Information supplied ▸
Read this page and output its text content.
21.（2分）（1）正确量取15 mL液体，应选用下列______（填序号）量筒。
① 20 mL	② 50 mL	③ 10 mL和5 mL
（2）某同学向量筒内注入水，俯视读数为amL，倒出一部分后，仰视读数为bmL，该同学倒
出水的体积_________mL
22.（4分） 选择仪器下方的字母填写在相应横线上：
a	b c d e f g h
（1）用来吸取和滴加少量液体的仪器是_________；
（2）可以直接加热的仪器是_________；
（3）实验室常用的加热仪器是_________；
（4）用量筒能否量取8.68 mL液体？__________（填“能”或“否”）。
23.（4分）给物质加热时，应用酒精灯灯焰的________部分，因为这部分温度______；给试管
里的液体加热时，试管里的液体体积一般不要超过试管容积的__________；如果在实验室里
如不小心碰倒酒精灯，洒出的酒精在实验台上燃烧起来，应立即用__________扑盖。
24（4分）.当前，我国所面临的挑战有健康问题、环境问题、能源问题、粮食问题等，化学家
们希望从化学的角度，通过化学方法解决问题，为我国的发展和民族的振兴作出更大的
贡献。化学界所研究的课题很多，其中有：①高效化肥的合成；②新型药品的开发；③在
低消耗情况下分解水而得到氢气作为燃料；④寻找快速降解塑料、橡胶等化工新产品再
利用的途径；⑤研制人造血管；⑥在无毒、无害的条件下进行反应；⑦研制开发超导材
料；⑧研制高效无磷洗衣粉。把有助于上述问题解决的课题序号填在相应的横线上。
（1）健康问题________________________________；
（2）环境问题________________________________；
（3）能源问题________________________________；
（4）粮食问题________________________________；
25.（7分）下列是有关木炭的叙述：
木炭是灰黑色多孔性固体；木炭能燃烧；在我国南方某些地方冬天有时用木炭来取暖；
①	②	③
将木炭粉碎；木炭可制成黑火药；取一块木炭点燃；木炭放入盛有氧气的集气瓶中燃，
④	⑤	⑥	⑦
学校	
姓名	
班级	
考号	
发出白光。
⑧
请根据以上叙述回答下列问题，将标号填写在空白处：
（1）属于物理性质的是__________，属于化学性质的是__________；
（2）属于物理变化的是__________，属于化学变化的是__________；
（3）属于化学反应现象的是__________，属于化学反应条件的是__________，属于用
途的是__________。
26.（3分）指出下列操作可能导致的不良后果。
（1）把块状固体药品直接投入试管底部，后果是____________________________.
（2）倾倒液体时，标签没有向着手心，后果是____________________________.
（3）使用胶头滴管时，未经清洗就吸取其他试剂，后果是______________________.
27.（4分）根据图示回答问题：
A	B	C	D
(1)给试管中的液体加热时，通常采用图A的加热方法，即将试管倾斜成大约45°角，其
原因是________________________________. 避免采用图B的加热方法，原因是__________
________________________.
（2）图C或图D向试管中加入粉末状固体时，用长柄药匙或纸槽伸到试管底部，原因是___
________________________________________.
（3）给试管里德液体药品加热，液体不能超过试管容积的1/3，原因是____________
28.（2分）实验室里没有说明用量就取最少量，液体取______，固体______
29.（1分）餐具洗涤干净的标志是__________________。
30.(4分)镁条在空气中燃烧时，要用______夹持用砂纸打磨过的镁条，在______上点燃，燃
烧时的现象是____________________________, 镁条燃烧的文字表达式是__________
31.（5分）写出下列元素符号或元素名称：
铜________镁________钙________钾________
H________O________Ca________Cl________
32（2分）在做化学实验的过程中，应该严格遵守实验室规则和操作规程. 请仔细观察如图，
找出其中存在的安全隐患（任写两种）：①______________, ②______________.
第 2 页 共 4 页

...

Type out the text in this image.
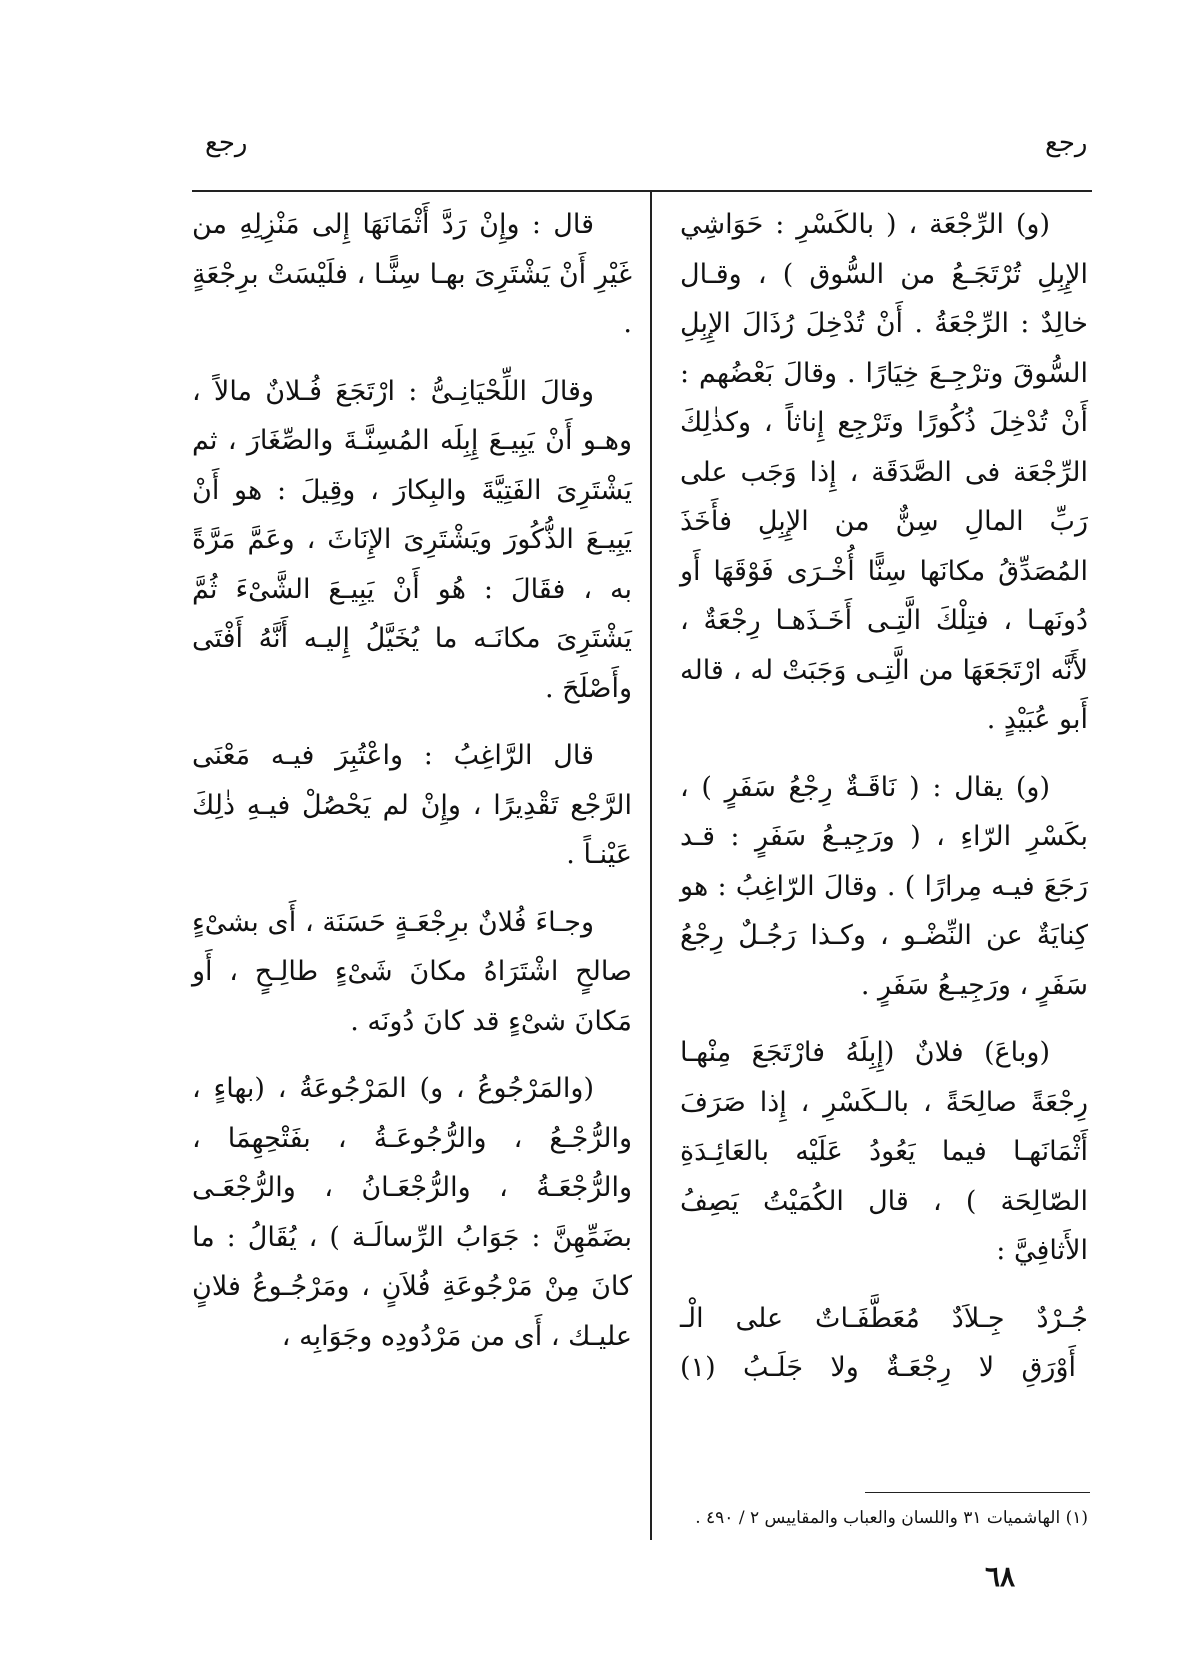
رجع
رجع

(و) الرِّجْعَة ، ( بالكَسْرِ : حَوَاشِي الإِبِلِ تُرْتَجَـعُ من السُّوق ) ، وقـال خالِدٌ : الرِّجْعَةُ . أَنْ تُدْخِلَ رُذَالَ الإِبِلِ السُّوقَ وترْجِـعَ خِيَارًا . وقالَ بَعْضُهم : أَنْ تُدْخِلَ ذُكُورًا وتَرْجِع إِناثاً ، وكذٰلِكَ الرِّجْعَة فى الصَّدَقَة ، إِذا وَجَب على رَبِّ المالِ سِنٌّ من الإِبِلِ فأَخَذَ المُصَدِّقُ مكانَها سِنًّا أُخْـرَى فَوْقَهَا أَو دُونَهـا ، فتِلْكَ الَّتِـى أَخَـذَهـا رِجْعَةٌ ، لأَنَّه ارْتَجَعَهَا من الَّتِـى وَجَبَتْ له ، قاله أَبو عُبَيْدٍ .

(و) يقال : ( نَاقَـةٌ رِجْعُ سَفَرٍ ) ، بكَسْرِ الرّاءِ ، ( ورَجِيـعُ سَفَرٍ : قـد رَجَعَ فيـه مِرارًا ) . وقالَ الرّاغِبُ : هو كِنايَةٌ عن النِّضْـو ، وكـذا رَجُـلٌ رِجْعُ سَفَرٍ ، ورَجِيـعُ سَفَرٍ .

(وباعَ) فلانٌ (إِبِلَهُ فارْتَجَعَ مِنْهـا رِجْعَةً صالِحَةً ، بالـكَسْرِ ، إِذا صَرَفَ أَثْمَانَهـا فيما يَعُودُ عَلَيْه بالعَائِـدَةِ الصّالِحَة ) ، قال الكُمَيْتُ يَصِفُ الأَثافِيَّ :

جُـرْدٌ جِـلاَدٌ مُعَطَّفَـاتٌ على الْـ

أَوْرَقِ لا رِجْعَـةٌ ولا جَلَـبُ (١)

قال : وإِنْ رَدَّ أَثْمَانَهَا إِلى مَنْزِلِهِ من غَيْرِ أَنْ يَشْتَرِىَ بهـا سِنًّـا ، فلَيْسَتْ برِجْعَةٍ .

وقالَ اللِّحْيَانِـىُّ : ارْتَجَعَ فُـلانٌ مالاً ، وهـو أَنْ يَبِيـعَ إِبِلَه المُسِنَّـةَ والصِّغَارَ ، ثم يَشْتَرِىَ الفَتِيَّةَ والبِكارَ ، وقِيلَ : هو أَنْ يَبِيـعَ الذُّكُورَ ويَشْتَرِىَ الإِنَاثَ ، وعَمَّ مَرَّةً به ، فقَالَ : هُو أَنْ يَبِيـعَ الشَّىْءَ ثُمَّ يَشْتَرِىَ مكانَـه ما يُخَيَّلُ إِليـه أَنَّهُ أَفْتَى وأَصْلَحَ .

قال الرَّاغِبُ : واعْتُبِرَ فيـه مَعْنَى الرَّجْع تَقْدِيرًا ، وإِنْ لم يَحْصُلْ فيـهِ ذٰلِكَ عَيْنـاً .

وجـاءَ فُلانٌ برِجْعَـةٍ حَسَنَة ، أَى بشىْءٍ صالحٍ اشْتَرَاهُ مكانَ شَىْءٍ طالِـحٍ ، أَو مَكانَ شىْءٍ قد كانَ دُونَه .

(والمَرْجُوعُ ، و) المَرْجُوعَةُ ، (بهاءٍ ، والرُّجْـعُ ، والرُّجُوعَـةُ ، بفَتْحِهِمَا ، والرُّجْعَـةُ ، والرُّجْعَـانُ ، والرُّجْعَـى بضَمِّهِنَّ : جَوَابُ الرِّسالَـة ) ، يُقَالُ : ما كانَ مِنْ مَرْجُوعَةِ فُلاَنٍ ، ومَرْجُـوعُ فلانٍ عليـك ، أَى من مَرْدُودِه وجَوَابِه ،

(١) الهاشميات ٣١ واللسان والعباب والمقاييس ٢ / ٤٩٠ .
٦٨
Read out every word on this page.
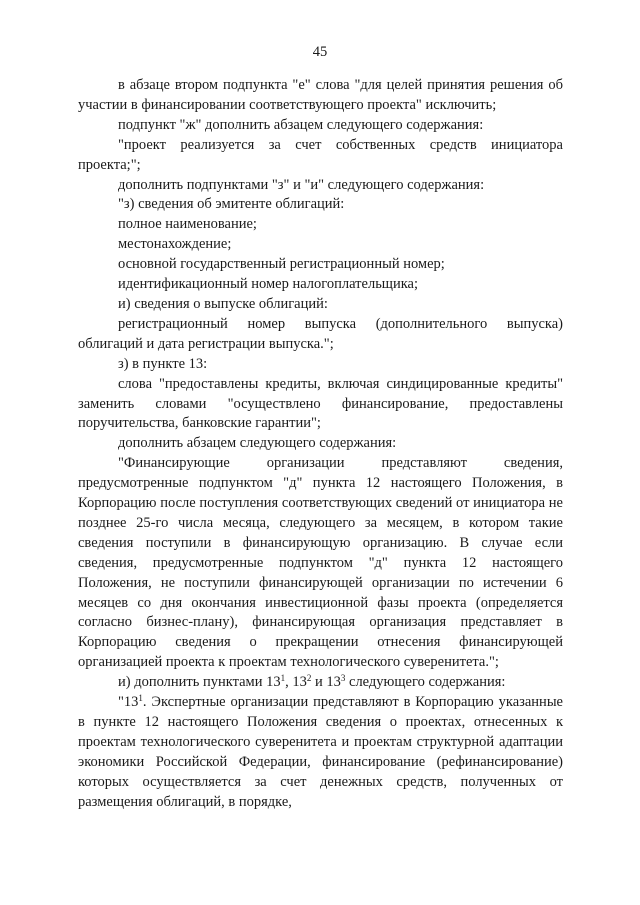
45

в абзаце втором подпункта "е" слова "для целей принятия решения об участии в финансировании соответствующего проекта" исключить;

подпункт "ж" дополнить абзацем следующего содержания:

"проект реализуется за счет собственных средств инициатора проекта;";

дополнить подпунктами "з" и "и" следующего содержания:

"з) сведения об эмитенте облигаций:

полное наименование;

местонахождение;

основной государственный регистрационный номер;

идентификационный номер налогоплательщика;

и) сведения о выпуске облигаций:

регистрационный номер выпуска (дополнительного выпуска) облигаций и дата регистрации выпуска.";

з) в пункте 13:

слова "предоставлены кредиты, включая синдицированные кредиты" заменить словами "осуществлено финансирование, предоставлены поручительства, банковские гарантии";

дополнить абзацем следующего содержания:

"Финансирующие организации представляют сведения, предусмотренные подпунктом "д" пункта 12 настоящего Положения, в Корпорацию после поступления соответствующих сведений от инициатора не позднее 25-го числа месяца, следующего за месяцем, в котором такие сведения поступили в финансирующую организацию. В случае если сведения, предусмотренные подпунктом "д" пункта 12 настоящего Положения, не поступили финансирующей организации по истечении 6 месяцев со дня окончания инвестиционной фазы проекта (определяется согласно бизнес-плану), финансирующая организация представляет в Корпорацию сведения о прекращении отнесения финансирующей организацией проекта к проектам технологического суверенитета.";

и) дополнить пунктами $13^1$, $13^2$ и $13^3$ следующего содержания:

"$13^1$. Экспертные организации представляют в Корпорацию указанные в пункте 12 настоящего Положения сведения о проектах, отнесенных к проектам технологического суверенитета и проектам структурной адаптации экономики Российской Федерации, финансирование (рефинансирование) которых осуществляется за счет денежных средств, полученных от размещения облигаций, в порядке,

Your objective ▸ Pull out all lines containing the word "mL液体" from the entries above.

Reply to the task ▸
21.（2分）（1）正确量取15 mL液体，应选用下列______（填序号）量筒。
（4）用量筒能否量取8.68 mL液体？__________（填“能”或“否”）。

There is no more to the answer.